╭─ TASK INPUT

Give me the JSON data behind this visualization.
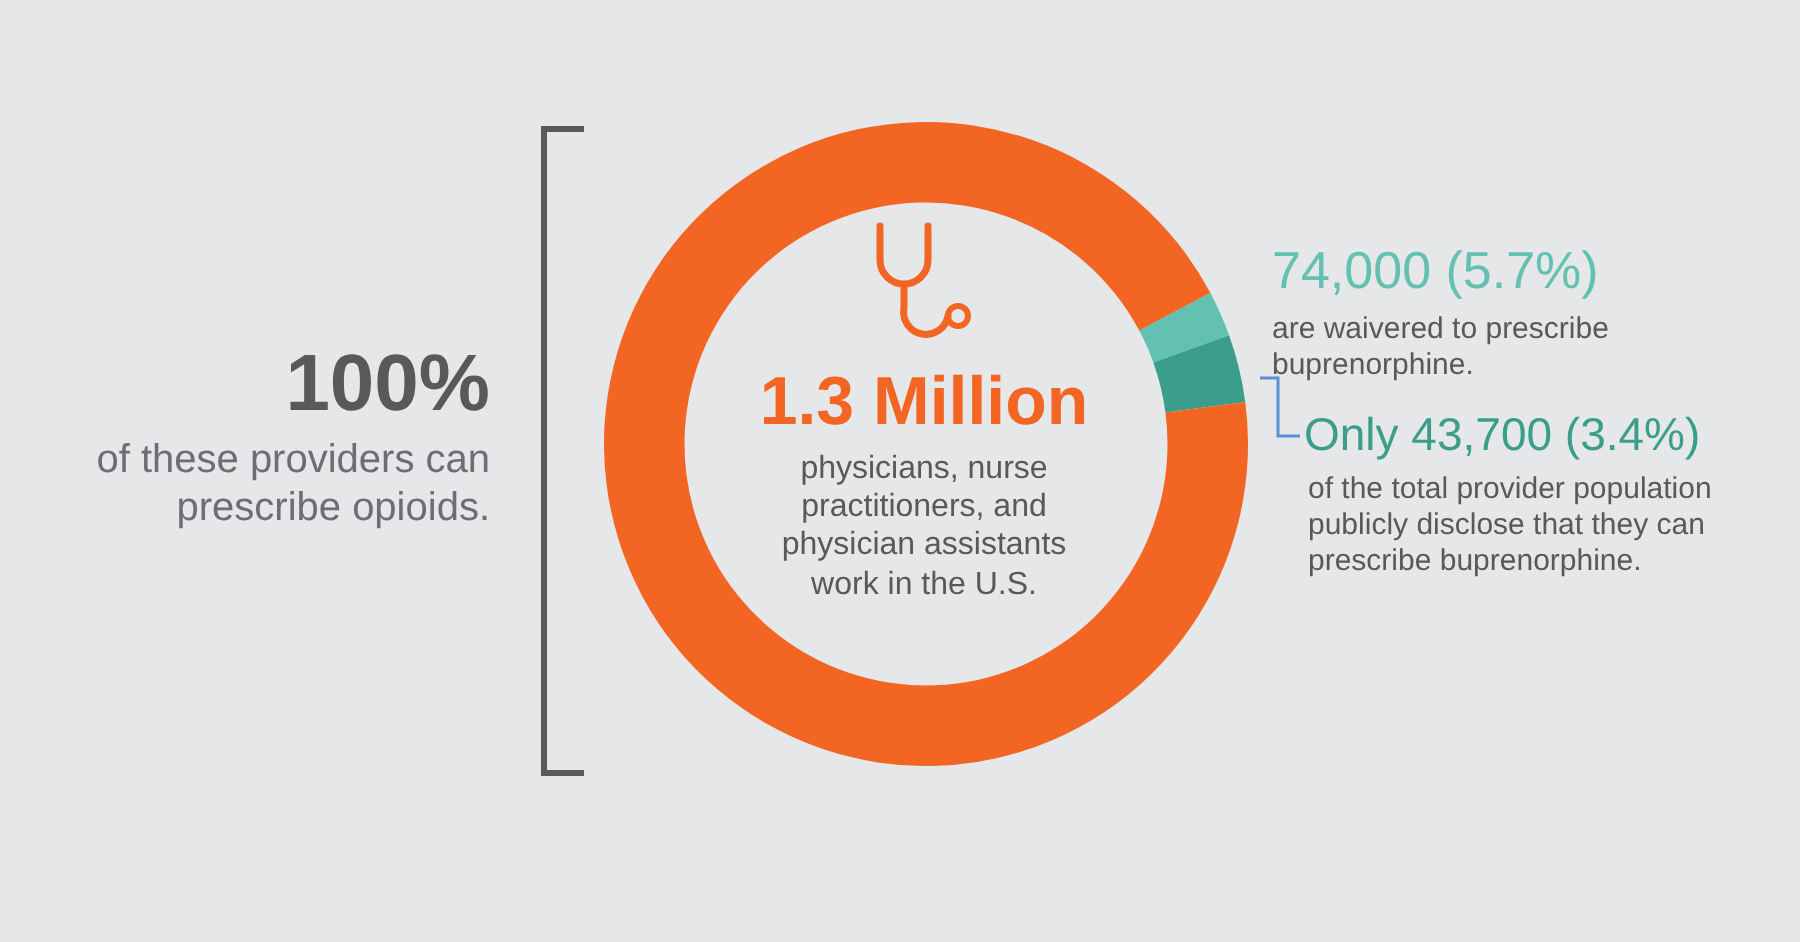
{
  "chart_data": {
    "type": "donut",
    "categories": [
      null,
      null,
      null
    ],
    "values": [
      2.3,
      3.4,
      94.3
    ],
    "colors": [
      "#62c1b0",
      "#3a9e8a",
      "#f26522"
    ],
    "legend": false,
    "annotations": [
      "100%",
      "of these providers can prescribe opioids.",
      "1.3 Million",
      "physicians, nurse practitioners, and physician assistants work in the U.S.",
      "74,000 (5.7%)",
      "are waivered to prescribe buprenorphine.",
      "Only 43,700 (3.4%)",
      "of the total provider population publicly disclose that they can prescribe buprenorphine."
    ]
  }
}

╰─

TASK TO CARRY OUT
Collect each line of the entries that has the word "buprenorphine", copying it in full.

WRITTEN RESPONSE
      "are waivered to prescribe buprenorphine.",
      "of the total provider population publicly disclose that they can prescribe buprenorphine."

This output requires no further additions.